> _Entries shown_

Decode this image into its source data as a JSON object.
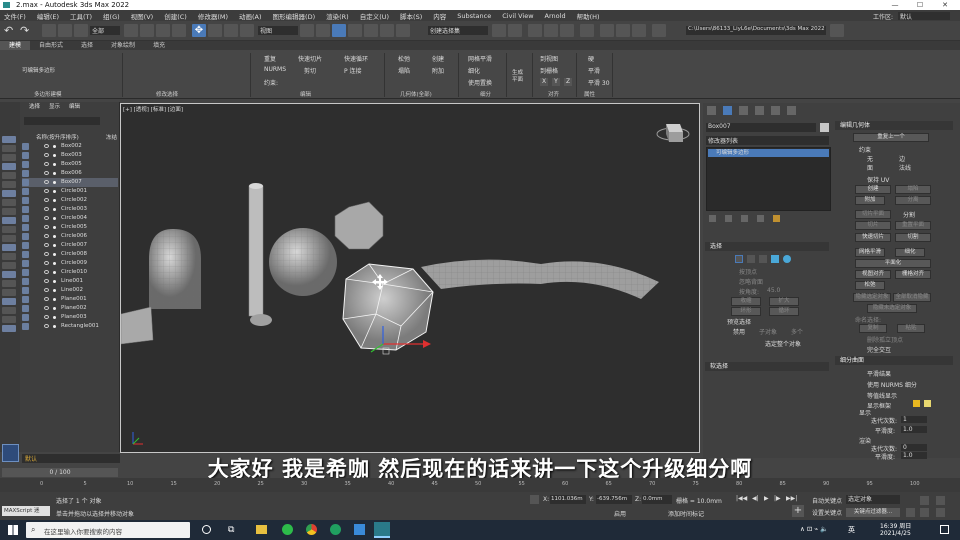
{
  "window": {
    "title": "2.max - Autodesk 3ds Max 2022"
  },
  "menu": {
    "items": [
      "文件(F)",
      "编辑(E)",
      "工具(T)",
      "组(G)",
      "视图(V)",
      "创建(C)",
      "修改器(M)",
      "动画(A)",
      "图形编辑器(D)",
      "渲染(R)",
      "自定义(U)",
      "脚本(S)",
      "内容",
      "Substance",
      "Civil View",
      "Arnold",
      "帮助(H)"
    ],
    "workspace_label": "工作区:",
    "workspace_value": "默认"
  },
  "toolbar": {
    "filter_value": "全部",
    "refcoord_value": "视图",
    "selection_set": "创建选择集",
    "path": "C:\\Users\\86133_LiyL6e\\Documents\\3ds Max 2022"
  },
  "ribbon": {
    "tabs": [
      "建模",
      "自由形式",
      "选择",
      "对象绘制",
      "填充"
    ],
    "modeling_label": "多边形建模",
    "modify_label": "修改选择",
    "editable_poly_label": "可编辑多边形",
    "edit_group": {
      "label": "编辑",
      "items": [
        "重复",
        "快速切片",
        "快速循环",
        "NURMS",
        "剪切",
        "P 连接",
        "约束:"
      ]
    },
    "geometry_group": {
      "label": "几何体(全部)",
      "items": [
        "松弛",
        "创建",
        "塌陷",
        "附加"
      ]
    },
    "subdivide_group": {
      "label": "细分",
      "items": [
        "网格平滑",
        "细化",
        "使用置换"
      ]
    },
    "generate_label": "生成\n平面",
    "align_group": {
      "label": "对齐",
      "items": [
        "到视图",
        "到栅格",
        "X",
        "Y",
        "Z"
      ]
    },
    "properties_group": {
      "label": "属性",
      "items": [
        "硬",
        "平滑",
        "平滑 30"
      ]
    }
  },
  "scene_explorer": {
    "tabs": [
      "选择",
      "显示",
      "编辑"
    ],
    "header_name": "名称(按升序排序)",
    "header_frozen": "冻结",
    "objects": [
      "Box002",
      "Box003",
      "Box005",
      "Box006",
      "Box007",
      "Circle001",
      "Circle002",
      "Circle003",
      "Circle004",
      "Circle005",
      "Circle006",
      "Circle007",
      "Circle008",
      "Circle009",
      "Circle010",
      "Line001",
      "Line002",
      "Plane001",
      "Plane002",
      "Plane003",
      "Rectangle001"
    ],
    "selected": "Box007",
    "layer_label": "默认"
  },
  "viewport": {
    "label": "[+] [透视] [标准] [边面]"
  },
  "command_panel": {
    "object_name": "Box007",
    "modifier_list": "修改器列表",
    "stack_item": "可编辑多边形",
    "selection_rollout": "选择",
    "by_vertex": "按顶点",
    "ignore_backfacing": "忽略背面",
    "by_angle": "按角度:",
    "angle_value": "45.0",
    "shrink": "收缩",
    "grow": "扩大",
    "ring": "环形",
    "loop": "循环",
    "preview_selection": "预览选择",
    "disabled": "禁用",
    "subobject": "子对象",
    "multi": "多个",
    "selected_whole": "选定整个对象",
    "soft_selection": "软选择",
    "edit_geometry": "编辑几何体",
    "repeat_last": "重复上一个",
    "constraints": "约束",
    "c_none": "无",
    "c_edge": "边",
    "c_face": "面",
    "c_normal": "法线",
    "preserve_uv": "保持 UV",
    "create": "创建",
    "collapse": "塌陷",
    "attach": "附加",
    "detach": "分离",
    "slice_plane": "切片平面",
    "split": "分割",
    "slice": "切片",
    "reset_plane": "重置平面",
    "quickslice": "快速切片",
    "cut": "切割",
    "meshsmooth": "网格平滑",
    "tessellate": "细化",
    "planarize": "平面化",
    "make_planar": "视图对齐",
    "grid_align": "栅格对齐",
    "relax": "松弛",
    "hide_selected": "隐藏选定对象",
    "unhide_all": "全部取消隐藏",
    "hide_unselected": "隐藏未选定对象",
    "named_selections": "命名选择:",
    "copy": "复制",
    "paste": "粘贴",
    "delete_isolated": "删除孤立顶点",
    "full_interactivity": "完全交互",
    "subdivision_surface": "细分曲面",
    "smooth_result": "平滑结果",
    "use_nurms": "使用 NURMS 细分",
    "isoline_display": "等值线显示",
    "show_cage": "显示框架",
    "display": "显示",
    "iterations": "迭代次数:",
    "iter_value": "1",
    "smoothness": "平滑度:",
    "smooth_value": "1.0",
    "render": "渲染",
    "iter_value2": "0",
    "smooth_value2": "1.0"
  },
  "subtitle": "大家好 我是希咖 然后现在的话来讲一下这个升级细分啊",
  "timeline": {
    "frame": "0 / 100",
    "ticks": [
      "0",
      "5",
      "10",
      "15",
      "20",
      "25",
      "30",
      "35",
      "40",
      "45",
      "50",
      "55",
      "60",
      "65",
      "70",
      "75",
      "80",
      "85",
      "90",
      "95",
      "100"
    ]
  },
  "status": {
    "maxscript": "MAXScript 迷",
    "selected": "选择了 1 个 对象",
    "hint": "单击并拖动以选择并移动对象",
    "x": "1101.036m",
    "y": "-639.756m",
    "z": "0.0mm",
    "grid": "栅格 = 10.0mm",
    "enable": "启用",
    "add_time_tag": "添加时间标记",
    "autokey": "自动关键点",
    "selected_objects": "选定对象",
    "setkey": "设置关键点",
    "keyfilter": "关键点过滤器..."
  },
  "taskbar": {
    "search": "在这里输入你要搜索的内容",
    "time": "16:39 周日",
    "date": "2021/4/25",
    "ime": "英"
  },
  "colors": {
    "accent": "#5b9bd5",
    "selection": "#4a7ab8"
  }
}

> _Requirements_
Without the pictures, return the entries exactly as they appear.

> _Solution for this problem_
Decode this image into its source data as a JSON object.
{
  "window": {
    "title": "2.max - Autodesk 3ds Max 2022"
  },
  "menu": {
    "items": [
      "文件(F)",
      "编辑(E)",
      "工具(T)",
      "组(G)",
      "视图(V)",
      "创建(C)",
      "修改器(M)",
      "动画(A)",
      "图形编辑器(D)",
      "渲染(R)",
      "自定义(U)",
      "脚本(S)",
      "内容",
      "Substance",
      "Civil View",
      "Arnold",
      "帮助(H)"
    ],
    "workspace_label": "工作区:",
    "workspace_value": "默认"
  },
  "toolbar": {
    "filter_value": "全部",
    "refcoord_value": "视图",
    "selection_set": "创建选择集",
    "path": "C:\\Users\\86133_LiyL6e\\Documents\\3ds Max 2022"
  },
  "ribbon": {
    "tabs": [
      "建模",
      "自由形式",
      "选择",
      "对象绘制",
      "填充"
    ],
    "modeling_label": "多边形建模",
    "modify_label": "修改选择",
    "editable_poly_label": "可编辑多边形",
    "edit_group": {
      "label": "编辑",
      "items": [
        "重复",
        "快速切片",
        "快速循环",
        "NURMS",
        "剪切",
        "P 连接",
        "约束:"
      ]
    },
    "geometry_group": {
      "label": "几何体(全部)",
      "items": [
        "松弛",
        "创建",
        "塌陷",
        "附加"
      ]
    },
    "subdivide_group": {
      "label": "细分",
      "items": [
        "网格平滑",
        "细化",
        "使用置换"
      ]
    },
    "generate_label": "生成\n平面",
    "align_group": {
      "label": "对齐",
      "items": [
        "到视图",
        "到栅格",
        "X",
        "Y",
        "Z"
      ]
    },
    "properties_group": {
      "label": "属性",
      "items": [
        "硬",
        "平滑",
        "平滑 30"
      ]
    }
  },
  "scene_explorer": {
    "tabs": [
      "选择",
      "显示",
      "编辑"
    ],
    "header_name": "名称(按升序排序)",
    "header_frozen": "冻结",
    "objects": [
      "Box002",
      "Box003",
      "Box005",
      "Box006",
      "Box007",
      "Circle001",
      "Circle002",
      "Circle003",
      "Circle004",
      "Circle005",
      "Circle006",
      "Circle007",
      "Circle008",
      "Circle009",
      "Circle010",
      "Line001",
      "Line002",
      "Plane001",
      "Plane002",
      "Plane003",
      "Rectangle001"
    ],
    "selected": "Box007",
    "layer_label": "默认"
  },
  "viewport": {
    "label": "[+] [透视] [标准] [边面]"
  },
  "command_panel": {
    "object_name": "Box007",
    "modifier_list": "修改器列表",
    "stack_item": "可编辑多边形",
    "selection_rollout": "选择",
    "by_vertex": "按顶点",
    "ignore_backfacing": "忽略背面",
    "by_angle": "按角度:",
    "angle_value": "45.0",
    "shrink": "收缩",
    "grow": "扩大",
    "ring": "环形",
    "loop": "循环",
    "preview_selection": "预览选择",
    "disabled": "禁用",
    "subobject": "子对象",
    "multi": "多个",
    "selected_whole": "选定整个对象",
    "soft_selection": "软选择",
    "edit_geometry": "编辑几何体",
    "repeat_last": "重复上一个",
    "constraints": "约束",
    "c_none": "无",
    "c_edge": "边",
    "c_face": "面",
    "c_normal": "法线",
    "preserve_uv": "保持 UV",
    "create": "创建",
    "collapse": "塌陷",
    "attach": "附加",
    "detach": "分离",
    "slice_plane": "切片平面",
    "split": "分割",
    "slice": "切片",
    "reset_plane": "重置平面",
    "quickslice": "快速切片",
    "cut": "切割",
    "meshsmooth": "网格平滑",
    "tessellate": "细化",
    "planarize": "平面化",
    "make_planar": "视图对齐",
    "grid_align": "栅格对齐",
    "relax": "松弛",
    "hide_selected": "隐藏选定对象",
    "unhide_all": "全部取消隐藏",
    "hide_unselected": "隐藏未选定对象",
    "named_selections": "命名选择:",
    "copy": "复制",
    "paste": "粘贴",
    "delete_isolated": "删除孤立顶点",
    "full_interactivity": "完全交互",
    "subdivision_surface": "细分曲面",
    "smooth_result": "平滑结果",
    "use_nurms": "使用 NURMS 细分",
    "isoline_display": "等值线显示",
    "show_cage": "显示框架",
    "display": "显示",
    "iterations": "迭代次数:",
    "iter_value": "1",
    "smoothness": "平滑度:",
    "smooth_value": "1.0",
    "render": "渲染",
    "iter_value2": "0",
    "smooth_value2": "1.0"
  },
  "subtitle": "大家好 我是希咖 然后现在的话来讲一下这个升级细分啊",
  "timeline": {
    "frame": "0 / 100",
    "ticks": [
      "0",
      "5",
      "10",
      "15",
      "20",
      "25",
      "30",
      "35",
      "40",
      "45",
      "50",
      "55",
      "60",
      "65",
      "70",
      "75",
      "80",
      "85",
      "90",
      "95",
      "100"
    ]
  },
  "status": {
    "maxscript": "MAXScript 迷",
    "selected": "选择了 1 个 对象",
    "hint": "单击并拖动以选择并移动对象",
    "x": "1101.036m",
    "y": "-639.756m",
    "z": "0.0mm",
    "grid": "栅格 = 10.0mm",
    "enable": "启用",
    "add_time_tag": "添加时间标记",
    "autokey": "自动关键点",
    "selected_objects": "选定对象",
    "setkey": "设置关键点",
    "keyfilter": "关键点过滤器..."
  },
  "taskbar": {
    "search": "在这里输入你要搜索的内容",
    "time": "16:39 周日",
    "date": "2021/4/25",
    "ime": "英"
  },
  "colors": {
    "accent": "#5b9bd5",
    "selection": "#4a7ab8"
  }
}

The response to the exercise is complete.